-- begin Data supplied --

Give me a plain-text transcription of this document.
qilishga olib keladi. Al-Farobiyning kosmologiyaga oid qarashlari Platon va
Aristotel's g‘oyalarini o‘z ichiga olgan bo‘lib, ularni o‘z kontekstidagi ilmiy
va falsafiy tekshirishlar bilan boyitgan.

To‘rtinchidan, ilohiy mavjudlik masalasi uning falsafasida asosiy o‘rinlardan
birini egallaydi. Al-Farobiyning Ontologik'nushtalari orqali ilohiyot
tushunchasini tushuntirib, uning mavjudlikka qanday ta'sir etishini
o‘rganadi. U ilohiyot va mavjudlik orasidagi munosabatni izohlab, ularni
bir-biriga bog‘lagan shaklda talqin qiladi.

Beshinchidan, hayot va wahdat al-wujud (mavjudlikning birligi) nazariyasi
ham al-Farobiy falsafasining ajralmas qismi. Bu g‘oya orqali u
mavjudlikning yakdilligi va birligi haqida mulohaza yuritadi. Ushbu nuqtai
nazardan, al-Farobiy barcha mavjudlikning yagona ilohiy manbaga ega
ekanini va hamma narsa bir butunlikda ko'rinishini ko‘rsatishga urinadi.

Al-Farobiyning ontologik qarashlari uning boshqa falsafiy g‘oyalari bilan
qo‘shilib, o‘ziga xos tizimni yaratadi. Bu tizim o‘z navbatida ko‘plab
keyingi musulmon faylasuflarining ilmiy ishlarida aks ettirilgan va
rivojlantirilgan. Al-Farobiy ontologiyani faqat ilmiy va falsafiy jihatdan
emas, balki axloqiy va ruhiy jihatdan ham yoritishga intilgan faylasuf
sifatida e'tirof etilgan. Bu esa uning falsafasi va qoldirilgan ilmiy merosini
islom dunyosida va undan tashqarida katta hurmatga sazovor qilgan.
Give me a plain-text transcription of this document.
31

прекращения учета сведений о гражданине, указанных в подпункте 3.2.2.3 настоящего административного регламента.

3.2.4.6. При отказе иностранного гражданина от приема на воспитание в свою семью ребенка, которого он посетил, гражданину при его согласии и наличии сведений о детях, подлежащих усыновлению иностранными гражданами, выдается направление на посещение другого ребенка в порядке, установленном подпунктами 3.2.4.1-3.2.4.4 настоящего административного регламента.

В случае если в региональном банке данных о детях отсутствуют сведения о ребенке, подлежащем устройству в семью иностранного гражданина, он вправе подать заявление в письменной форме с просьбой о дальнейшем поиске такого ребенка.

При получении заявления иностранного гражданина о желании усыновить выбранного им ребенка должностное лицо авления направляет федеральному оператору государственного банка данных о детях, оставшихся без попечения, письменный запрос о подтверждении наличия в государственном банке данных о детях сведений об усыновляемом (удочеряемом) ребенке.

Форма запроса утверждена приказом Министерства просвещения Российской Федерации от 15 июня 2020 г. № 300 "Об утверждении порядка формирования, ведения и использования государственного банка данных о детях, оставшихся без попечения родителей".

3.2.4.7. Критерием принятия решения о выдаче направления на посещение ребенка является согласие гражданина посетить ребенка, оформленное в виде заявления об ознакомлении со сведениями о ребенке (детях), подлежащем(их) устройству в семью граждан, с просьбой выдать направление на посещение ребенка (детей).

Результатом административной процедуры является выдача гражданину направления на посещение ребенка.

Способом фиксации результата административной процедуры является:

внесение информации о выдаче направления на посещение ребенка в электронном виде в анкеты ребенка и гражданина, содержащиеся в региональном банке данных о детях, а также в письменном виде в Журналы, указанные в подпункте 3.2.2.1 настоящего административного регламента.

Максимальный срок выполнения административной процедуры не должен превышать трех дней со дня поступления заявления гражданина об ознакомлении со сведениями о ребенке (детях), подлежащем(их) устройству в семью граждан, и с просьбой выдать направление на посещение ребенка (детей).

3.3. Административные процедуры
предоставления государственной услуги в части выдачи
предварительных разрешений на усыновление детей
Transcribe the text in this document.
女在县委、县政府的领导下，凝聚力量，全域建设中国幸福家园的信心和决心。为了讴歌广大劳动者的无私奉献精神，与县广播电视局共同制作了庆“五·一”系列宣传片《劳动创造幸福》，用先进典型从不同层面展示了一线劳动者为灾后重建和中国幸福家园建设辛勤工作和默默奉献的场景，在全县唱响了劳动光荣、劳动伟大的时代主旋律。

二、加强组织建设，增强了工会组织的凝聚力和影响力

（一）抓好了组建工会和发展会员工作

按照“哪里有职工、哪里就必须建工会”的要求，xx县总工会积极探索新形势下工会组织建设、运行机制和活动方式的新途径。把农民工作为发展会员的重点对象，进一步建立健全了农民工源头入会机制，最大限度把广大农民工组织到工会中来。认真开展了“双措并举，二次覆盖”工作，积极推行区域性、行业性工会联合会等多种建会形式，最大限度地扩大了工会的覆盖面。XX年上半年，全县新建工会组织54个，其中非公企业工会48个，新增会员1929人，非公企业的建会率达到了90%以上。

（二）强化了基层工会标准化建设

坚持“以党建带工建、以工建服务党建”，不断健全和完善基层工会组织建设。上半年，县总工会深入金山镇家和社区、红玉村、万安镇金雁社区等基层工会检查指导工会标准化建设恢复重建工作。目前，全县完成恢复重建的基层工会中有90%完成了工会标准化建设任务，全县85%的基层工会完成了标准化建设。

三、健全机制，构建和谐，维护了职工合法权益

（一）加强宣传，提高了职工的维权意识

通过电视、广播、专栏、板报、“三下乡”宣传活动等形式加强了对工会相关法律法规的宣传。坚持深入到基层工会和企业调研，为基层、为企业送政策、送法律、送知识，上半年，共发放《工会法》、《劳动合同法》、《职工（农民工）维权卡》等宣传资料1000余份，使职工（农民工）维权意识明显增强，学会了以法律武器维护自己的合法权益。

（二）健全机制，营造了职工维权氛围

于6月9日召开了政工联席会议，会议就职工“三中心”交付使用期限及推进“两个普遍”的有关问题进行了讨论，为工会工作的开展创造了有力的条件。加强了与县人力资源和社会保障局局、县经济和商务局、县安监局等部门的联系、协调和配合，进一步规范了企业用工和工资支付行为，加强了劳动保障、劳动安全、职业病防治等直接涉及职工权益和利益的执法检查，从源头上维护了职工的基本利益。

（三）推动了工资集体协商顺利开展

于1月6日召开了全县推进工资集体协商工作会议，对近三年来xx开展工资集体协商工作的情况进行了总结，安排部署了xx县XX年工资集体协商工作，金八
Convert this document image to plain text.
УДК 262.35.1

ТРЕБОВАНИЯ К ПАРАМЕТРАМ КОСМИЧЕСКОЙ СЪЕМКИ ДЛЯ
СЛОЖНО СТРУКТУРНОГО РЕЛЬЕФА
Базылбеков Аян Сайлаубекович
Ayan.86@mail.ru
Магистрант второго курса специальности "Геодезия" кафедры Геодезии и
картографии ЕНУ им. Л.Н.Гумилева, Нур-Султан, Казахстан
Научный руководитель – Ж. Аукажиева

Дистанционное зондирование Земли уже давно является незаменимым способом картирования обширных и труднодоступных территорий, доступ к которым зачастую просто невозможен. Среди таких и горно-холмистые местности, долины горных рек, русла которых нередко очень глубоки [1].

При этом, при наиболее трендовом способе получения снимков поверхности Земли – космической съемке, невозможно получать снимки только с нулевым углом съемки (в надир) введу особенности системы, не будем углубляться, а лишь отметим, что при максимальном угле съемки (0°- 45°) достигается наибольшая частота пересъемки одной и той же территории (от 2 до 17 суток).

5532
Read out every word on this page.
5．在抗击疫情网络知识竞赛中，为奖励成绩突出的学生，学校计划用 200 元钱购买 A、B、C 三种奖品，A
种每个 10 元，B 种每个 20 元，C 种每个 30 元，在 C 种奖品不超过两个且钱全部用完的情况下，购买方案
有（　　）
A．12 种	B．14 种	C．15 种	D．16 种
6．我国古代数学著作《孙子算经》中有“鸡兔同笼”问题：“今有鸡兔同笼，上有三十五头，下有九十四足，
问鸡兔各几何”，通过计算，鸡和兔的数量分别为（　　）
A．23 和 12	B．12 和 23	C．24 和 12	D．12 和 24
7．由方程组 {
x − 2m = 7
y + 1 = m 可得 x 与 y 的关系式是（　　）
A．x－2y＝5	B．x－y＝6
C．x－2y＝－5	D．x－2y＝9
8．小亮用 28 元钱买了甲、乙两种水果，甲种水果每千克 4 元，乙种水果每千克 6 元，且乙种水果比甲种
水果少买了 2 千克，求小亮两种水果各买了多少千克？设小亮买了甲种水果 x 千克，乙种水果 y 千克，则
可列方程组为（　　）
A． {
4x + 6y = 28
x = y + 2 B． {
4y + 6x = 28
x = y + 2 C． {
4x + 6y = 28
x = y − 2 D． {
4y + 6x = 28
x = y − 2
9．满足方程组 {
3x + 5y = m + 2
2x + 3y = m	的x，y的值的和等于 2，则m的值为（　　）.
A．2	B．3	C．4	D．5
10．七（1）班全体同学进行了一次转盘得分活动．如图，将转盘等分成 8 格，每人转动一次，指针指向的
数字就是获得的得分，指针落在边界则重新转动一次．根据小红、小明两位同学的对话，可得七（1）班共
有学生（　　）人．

-- end Data supplied --

From the data above, copy out every line with the string "сведений" in it.

● **Result of this task**:
прекращения учета сведений о гражданине, указанных в подпункте 3.2.2.3 настоящего административного регламента.
3.2.4.6. При отказе иностранного гражданина от приема на воспитание в свою семью ребенка, которого он посетил, гражданину при его согласии и наличии сведений о детях, подлежащих усыновлению иностранными гражданами, выдается направление на посещение другого ребенка в порядке, установленном подпунктами 3.2.4.1-3.2.4.4 настоящего административного регламента.
При получении заявления иностранного гражданина о желании усыновить выбранного им ребенка должностное лицо авления направляет федеральному оператору государственного банка данных о детях, оставшихся без попечения, письменный запрос о подтверждении наличия в государственном банке данных о детях сведений об усыновляемом (удочеряемом) ребенке.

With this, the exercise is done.